WHAT TO DO
Copy each line of the data below exactly, leaving out pictures.

TASK MATERIAL

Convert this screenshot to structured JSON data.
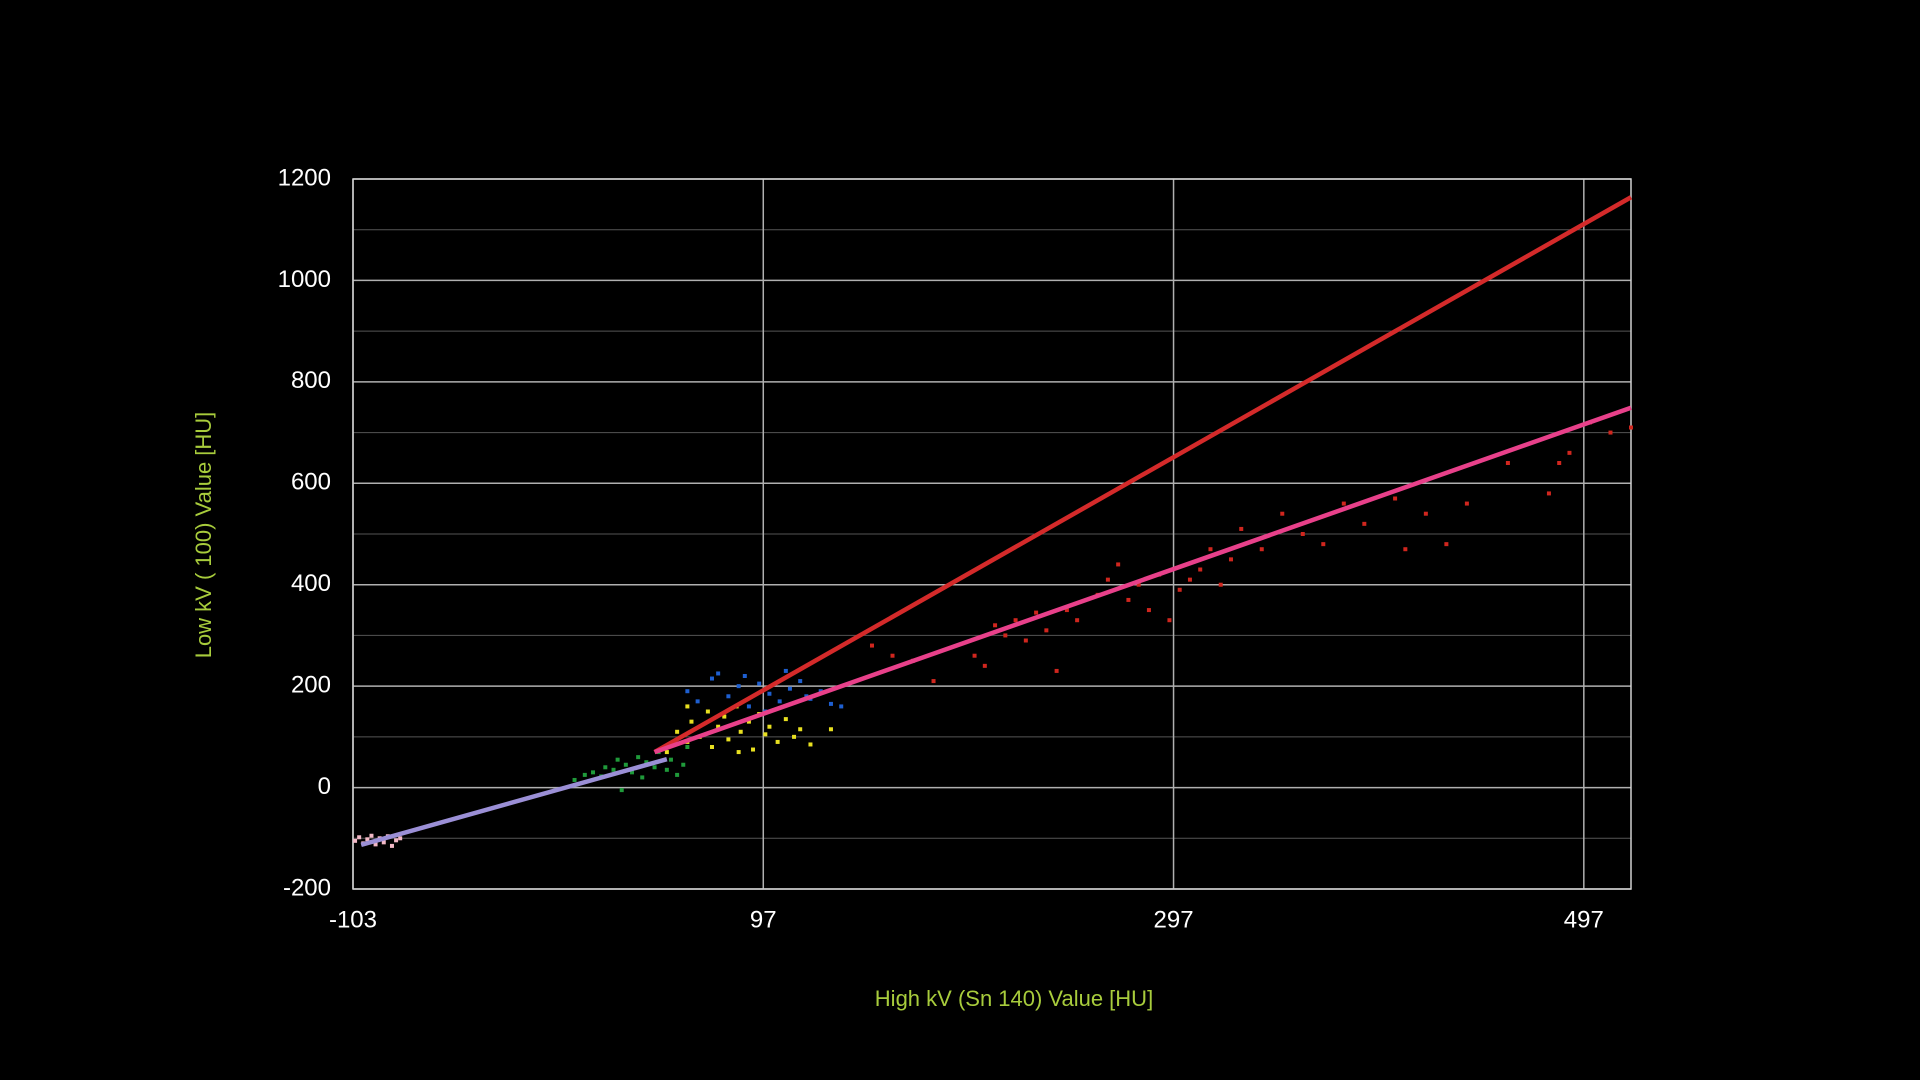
{
  "chart_data": {
    "type": "scatter",
    "xlabel": "High kV (Sn 140) Value [HU]",
    "ylabel": "Low kV ( 100) Value [HU]",
    "xlim": [
      -103,
      520
    ],
    "ylim": [
      -200,
      1200
    ],
    "xticks": [
      -103,
      97,
      297,
      497
    ],
    "yticks": [
      -200,
      0,
      200,
      400,
      600,
      800,
      1000,
      1200
    ],
    "grid": true,
    "series": [
      {
        "kind": "points",
        "color": "#f2b8c6",
        "x": [
          -102,
          -100,
          -98,
          -96,
          -94,
          -92,
          -90,
          -88,
          -86,
          -84,
          -82,
          -80
        ],
        "y": [
          -105,
          -98,
          -110,
          -102,
          -95,
          -112,
          -100,
          -108,
          -96,
          -115,
          -104,
          -100
        ]
      },
      {
        "kind": "points",
        "color": "#1f9a3a",
        "x": [
          5,
          10,
          14,
          18,
          20,
          24,
          26,
          30,
          33,
          36,
          38,
          40,
          44,
          46,
          50,
          52,
          55,
          58,
          60,
          28
        ],
        "y": [
          15,
          25,
          30,
          22,
          40,
          35,
          55,
          45,
          30,
          60,
          20,
          50,
          40,
          70,
          35,
          55,
          25,
          45,
          80,
          -5
        ]
      },
      {
        "kind": "points",
        "color": "#1e5fd0",
        "x": [
          60,
          65,
          72,
          80,
          85,
          90,
          95,
          100,
          105,
          110,
          115,
          120,
          125,
          130,
          88,
          98,
          108,
          118,
          75,
          135
        ],
        "y": [
          190,
          170,
          215,
          180,
          200,
          160,
          205,
          185,
          170,
          195,
          210,
          175,
          190,
          165,
          220,
          150,
          230,
          180,
          225,
          160
        ]
      },
      {
        "kind": "points",
        "color": "#e8e020",
        "x": [
          50,
          55,
          60,
          62,
          66,
          70,
          72,
          75,
          78,
          80,
          84,
          86,
          90,
          92,
          95,
          98,
          100,
          104,
          108,
          112,
          115,
          120,
          60,
          85,
          130
        ],
        "y": [
          70,
          110,
          90,
          130,
          100,
          150,
          80,
          120,
          140,
          95,
          160,
          110,
          130,
          75,
          145,
          105,
          120,
          90,
          135,
          100,
          115,
          85,
          160,
          70,
          115
        ]
      },
      {
        "kind": "points",
        "color": "#d0261e",
        "x": [
          150,
          160,
          170,
          180,
          200,
          205,
          210,
          215,
          220,
          225,
          230,
          235,
          240,
          245,
          250,
          260,
          265,
          270,
          275,
          280,
          285,
          290,
          295,
          300,
          305,
          310,
          315,
          320,
          325,
          330,
          340,
          350,
          360,
          370,
          380,
          390,
          405,
          410,
          420,
          430,
          440,
          460,
          480,
          485,
          490,
          500,
          510,
          520
        ],
        "y": [
          280,
          260,
          250,
          210,
          260,
          240,
          320,
          300,
          330,
          290,
          345,
          310,
          230,
          350,
          330,
          380,
          410,
          440,
          370,
          400,
          350,
          420,
          330,
          390,
          410,
          430,
          470,
          400,
          450,
          510,
          470,
          540,
          500,
          480,
          560,
          520,
          570,
          470,
          540,
          480,
          560,
          640,
          580,
          640,
          660,
          720,
          700,
          710
        ]
      },
      {
        "kind": "line",
        "color": "#d42a2a",
        "x": [
          44,
          520
        ],
        "y": [
          70,
          1164
        ]
      },
      {
        "kind": "line",
        "color": "#e8408a",
        "x": [
          44,
          520
        ],
        "y": [
          70,
          749
        ]
      },
      {
        "kind": "line",
        "color": "#9b8fd6",
        "x": [
          -99,
          50
        ],
        "y": [
          -113,
          56
        ]
      }
    ]
  }
}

THE REPLY
Convert this screenshot to structured JSON data.
{
  "chart_data": {
    "type": "scatter",
    "xlabel": "High kV (Sn 140) Value [HU]",
    "ylabel": "Low kV ( 100) Value [HU]",
    "xlim": [
      -103,
      520
    ],
    "ylim": [
      -200,
      1200
    ],
    "xticks": [
      -103,
      97,
      297,
      497
    ],
    "yticks": [
      -200,
      0,
      200,
      400,
      600,
      800,
      1000,
      1200
    ],
    "grid": true,
    "series": [
      {
        "kind": "points",
        "color": "#f2b8c6",
        "x": [
          -102,
          -100,
          -98,
          -96,
          -94,
          -92,
          -90,
          -88,
          -86,
          -84,
          -82,
          -80
        ],
        "y": [
          -105,
          -98,
          -110,
          -102,
          -95,
          -112,
          -100,
          -108,
          -96,
          -115,
          -104,
          -100
        ]
      },
      {
        "kind": "points",
        "color": "#1f9a3a",
        "x": [
          5,
          10,
          14,
          18,
          20,
          24,
          26,
          30,
          33,
          36,
          38,
          40,
          44,
          46,
          50,
          52,
          55,
          58,
          60,
          28
        ],
        "y": [
          15,
          25,
          30,
          22,
          40,
          35,
          55,
          45,
          30,
          60,
          20,
          50,
          40,
          70,
          35,
          55,
          25,
          45,
          80,
          -5
        ]
      },
      {
        "kind": "points",
        "color": "#1e5fd0",
        "x": [
          60,
          65,
          72,
          80,
          85,
          90,
          95,
          100,
          105,
          110,
          115,
          120,
          125,
          130,
          88,
          98,
          108,
          118,
          75,
          135
        ],
        "y": [
          190,
          170,
          215,
          180,
          200,
          160,
          205,
          185,
          170,
          195,
          210,
          175,
          190,
          165,
          220,
          150,
          230,
          180,
          225,
          160
        ]
      },
      {
        "kind": "points",
        "color": "#e8e020",
        "x": [
          50,
          55,
          60,
          62,
          66,
          70,
          72,
          75,
          78,
          80,
          84,
          86,
          90,
          92,
          95,
          98,
          100,
          104,
          108,
          112,
          115,
          120,
          60,
          85,
          130
        ],
        "y": [
          70,
          110,
          90,
          130,
          100,
          150,
          80,
          120,
          140,
          95,
          160,
          110,
          130,
          75,
          145,
          105,
          120,
          90,
          135,
          100,
          115,
          85,
          160,
          70,
          115
        ]
      },
      {
        "kind": "points",
        "color": "#d0261e",
        "x": [
          150,
          160,
          170,
          180,
          200,
          205,
          210,
          215,
          220,
          225,
          230,
          235,
          240,
          245,
          250,
          260,
          265,
          270,
          275,
          280,
          285,
          290,
          295,
          300,
          305,
          310,
          315,
          320,
          325,
          330,
          340,
          350,
          360,
          370,
          380,
          390,
          405,
          410,
          420,
          430,
          440,
          460,
          480,
          485,
          490,
          500,
          510,
          520
        ],
        "y": [
          280,
          260,
          250,
          210,
          260,
          240,
          320,
          300,
          330,
          290,
          345,
          310,
          230,
          350,
          330,
          380,
          410,
          440,
          370,
          400,
          350,
          420,
          330,
          390,
          410,
          430,
          470,
          400,
          450,
          510,
          470,
          540,
          500,
          480,
          560,
          520,
          570,
          470,
          540,
          480,
          560,
          640,
          580,
          640,
          660,
          720,
          700,
          710
        ]
      },
      {
        "kind": "line",
        "color": "#d42a2a",
        "x": [
          44,
          520
        ],
        "y": [
          70,
          1164
        ]
      },
      {
        "kind": "line",
        "color": "#e8408a",
        "x": [
          44,
          520
        ],
        "y": [
          70,
          749
        ]
      },
      {
        "kind": "line",
        "color": "#9b8fd6",
        "x": [
          -99,
          50
        ],
        "y": [
          -113,
          56
        ]
      }
    ]
  }
}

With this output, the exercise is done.